>> Start Records for the task

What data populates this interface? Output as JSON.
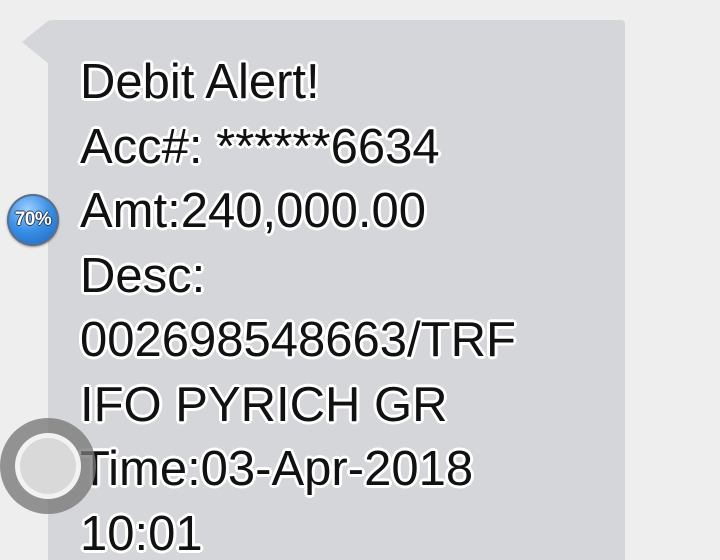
{
  "message": {
    "lines": [
      "Debit Alert!",
      "Acc#: ******6634",
      "Amt:240,000.00",
      "Desc:",
      "002698548663/TRF",
      "IFO PYRICH GR",
      "Time:03-Apr-2018",
      "10:01"
    ]
  },
  "overlay": {
    "battery_text": "70%",
    "battery_icon": "battery-badge-icon",
    "assistive_icon": "assistive-touch-icon"
  },
  "colors": {
    "background": "#eeeeee",
    "bubble": "#d4d6d9",
    "text": "#111111",
    "badge": "#3a8fe6"
  }
}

>> End Records for the task

__Your objective__:
Your task is to repeat the material above exactly, without its pictures.

__Task result__:
What data populates this interface? Output as JSON.
{
  "message": {
    "lines": [
      "Debit Alert!",
      "Acc#: ******6634",
      "Amt:240,000.00",
      "Desc:",
      "002698548663/TRF",
      "IFO PYRICH GR",
      "Time:03-Apr-2018",
      "10:01"
    ]
  },
  "overlay": {
    "battery_text": "70%",
    "battery_icon": "battery-badge-icon",
    "assistive_icon": "assistive-touch-icon"
  },
  "colors": {
    "background": "#eeeeee",
    "bubble": "#d4d6d9",
    "text": "#111111",
    "badge": "#3a8fe6"
  }
}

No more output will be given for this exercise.